GIVEN INSTRUCTION
Return the records, each one exactly as written.

DATA TO USE
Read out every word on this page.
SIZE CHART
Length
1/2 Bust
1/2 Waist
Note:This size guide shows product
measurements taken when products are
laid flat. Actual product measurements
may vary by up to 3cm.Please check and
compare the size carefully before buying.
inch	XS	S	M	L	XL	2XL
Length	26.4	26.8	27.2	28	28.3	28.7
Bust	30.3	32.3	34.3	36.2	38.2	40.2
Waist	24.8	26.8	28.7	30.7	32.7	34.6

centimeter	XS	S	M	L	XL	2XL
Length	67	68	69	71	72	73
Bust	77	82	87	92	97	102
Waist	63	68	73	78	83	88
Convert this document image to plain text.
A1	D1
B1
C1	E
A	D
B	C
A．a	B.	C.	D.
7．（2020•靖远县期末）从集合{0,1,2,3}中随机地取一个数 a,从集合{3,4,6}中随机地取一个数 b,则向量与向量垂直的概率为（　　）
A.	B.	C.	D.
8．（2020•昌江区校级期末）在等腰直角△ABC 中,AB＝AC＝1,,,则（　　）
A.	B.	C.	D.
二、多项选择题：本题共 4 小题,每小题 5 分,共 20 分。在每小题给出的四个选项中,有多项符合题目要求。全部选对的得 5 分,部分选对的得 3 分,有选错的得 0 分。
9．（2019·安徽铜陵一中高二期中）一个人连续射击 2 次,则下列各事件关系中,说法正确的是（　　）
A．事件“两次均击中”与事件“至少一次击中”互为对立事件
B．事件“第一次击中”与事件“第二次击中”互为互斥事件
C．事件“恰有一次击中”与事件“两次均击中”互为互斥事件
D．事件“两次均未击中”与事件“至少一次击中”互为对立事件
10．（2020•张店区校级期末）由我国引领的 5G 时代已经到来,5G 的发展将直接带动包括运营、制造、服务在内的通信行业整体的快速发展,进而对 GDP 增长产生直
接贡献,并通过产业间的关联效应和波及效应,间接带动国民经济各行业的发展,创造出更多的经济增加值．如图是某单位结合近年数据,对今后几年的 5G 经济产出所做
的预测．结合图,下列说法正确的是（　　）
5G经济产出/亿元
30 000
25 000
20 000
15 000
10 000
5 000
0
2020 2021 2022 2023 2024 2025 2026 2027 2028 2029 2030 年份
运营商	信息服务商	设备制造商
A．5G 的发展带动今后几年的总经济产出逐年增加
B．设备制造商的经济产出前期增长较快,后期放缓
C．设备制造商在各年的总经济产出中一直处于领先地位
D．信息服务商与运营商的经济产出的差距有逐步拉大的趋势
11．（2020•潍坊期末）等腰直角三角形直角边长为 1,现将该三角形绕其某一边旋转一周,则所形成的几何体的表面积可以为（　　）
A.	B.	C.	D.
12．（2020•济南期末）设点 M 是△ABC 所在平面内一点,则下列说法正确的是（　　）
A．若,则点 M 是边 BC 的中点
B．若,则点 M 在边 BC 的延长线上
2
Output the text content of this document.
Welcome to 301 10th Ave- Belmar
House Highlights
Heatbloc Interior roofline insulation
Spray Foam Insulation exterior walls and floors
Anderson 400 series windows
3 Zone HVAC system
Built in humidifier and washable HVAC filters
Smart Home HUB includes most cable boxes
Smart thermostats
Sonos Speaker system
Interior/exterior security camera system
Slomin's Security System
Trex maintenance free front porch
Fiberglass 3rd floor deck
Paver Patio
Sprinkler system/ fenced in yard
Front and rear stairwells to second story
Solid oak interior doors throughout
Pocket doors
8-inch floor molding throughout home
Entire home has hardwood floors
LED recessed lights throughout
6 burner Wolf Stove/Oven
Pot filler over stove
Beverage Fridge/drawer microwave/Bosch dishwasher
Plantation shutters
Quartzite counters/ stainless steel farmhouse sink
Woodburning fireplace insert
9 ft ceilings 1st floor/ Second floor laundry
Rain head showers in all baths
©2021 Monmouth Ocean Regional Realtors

FINISHED TASK
Read out every word on this page.
SIZE CHART
Length
1/2 Bust
1/2 Waist
Note:This size guide shows product
measurements taken when products are
laid flat. Actual product measurements
may vary by up to 3cm.Please check and
compare the size carefully before buying.
inch	XS	S	M	L	XL	2XL
Length	26.4	26.8	27.2	28	28.3	28.7
Bust	30.3	32.3	34.3	36.2	38.2	40.2
Waist	24.8	26.8	28.7	30.7	32.7	34.6

centimeter	XS	S	M	L	XL	2XL
Length	67	68	69	71	72	73
Bust	77	82	87	92	97	102
Waist	63	68	73	78	83	88
Convert this document image to plain text.
A1	D1
B1
C1	E
A	D
B	C
A．a	B.	C.	D.
7．（2020•靖远县期末）从集合{0,1,2,3}中随机地取一个数 a,从集合{3,4,6}中随机地取一个数 b,则向量与向量垂直的概率为（　　）
A.	B.	C.	D.
8．（2020•昌江区校级期末）在等腰直角△ABC 中,AB＝AC＝1,,,则（　　）
A.	B.	C.	D.
二、多项选择题：本题共 4 小题,每小题 5 分,共 20 分。在每小题给出的四个选项中,有多项符合题目要求。全部选对的得 5 分,部分选对的得 3 分,有选错的得 0 分。
9．（2019·安徽铜陵一中高二期中）一个人连续射击 2 次,则下列各事件关系中,说法正确的是（　　）
A．事件“两次均击中”与事件“至少一次击中”互为对立事件
B．事件“第一次击中”与事件“第二次击中”互为互斥事件
C．事件“恰有一次击中”与事件“两次均击中”互为互斥事件
D．事件“两次均未击中”与事件“至少一次击中”互为对立事件
10．（2020•张店区校级期末）由我国引领的 5G 时代已经到来,5G 的发展将直接带动包括运营、制造、服务在内的通信行业整体的快速发展,进而对 GDP 增长产生直
接贡献,并通过产业间的关联效应和波及效应,间接带动国民经济各行业的发展,创造出更多的经济增加值．如图是某单位结合近年数据,对今后几年的 5G 经济产出所做
的预测．结合图,下列说法正确的是（　　）
5G经济产出/亿元
30 000
25 000
20 000
15 000
10 000
5 000
0
2020 2021 2022 2023 2024 2025 2026 2027 2028 2029 2030 年份
运营商	信息服务商	设备制造商
A．5G 的发展带动今后几年的总经济产出逐年增加
B．设备制造商的经济产出前期增长较快,后期放缓
C．设备制造商在各年的总经济产出中一直处于领先地位
D．信息服务商与运营商的经济产出的差距有逐步拉大的趋势
11．（2020•潍坊期末）等腰直角三角形直角边长为 1,现将该三角形绕其某一边旋转一周,则所形成的几何体的表面积可以为（　　）
A.	B.	C.	D.
12．（2020•济南期末）设点 M 是△ABC 所在平面内一点,则下列说法正确的是（　　）
A．若,则点 M 是边 BC 的中点
B．若,则点 M 在边 BC 的延长线上
2
Output the text content of this document.
Welcome to 301 10th Ave- Belmar
House Highlights
Heatbloc Interior roofline insulation
Spray Foam Insulation exterior walls and floors
Anderson 400 series windows
3 Zone HVAC system
Built in humidifier and washable HVAC filters
Smart Home HUB includes most cable boxes
Smart thermostats
Sonos Speaker system
Interior/exterior security camera system
Slomin's Security System
Trex maintenance free front porch
Fiberglass 3rd floor deck
Paver Patio
Sprinkler system/ fenced in yard
Front and rear stairwells to second story
Solid oak interior doors throughout
Pocket doors
8-inch floor molding throughout home
Entire home has hardwood floors
LED recessed lights throughout
6 burner Wolf Stove/Oven
Pot filler over stove
Beverage Fridge/drawer microwave/Bosch dishwasher
Plantation shutters
Quartzite counters/ stainless steel farmhouse sink
Woodburning fireplace insert
9 ft ceilings 1st floor/ Second floor laundry
Rain head showers in all baths
©2021 Monmouth Ocean Regional Realtors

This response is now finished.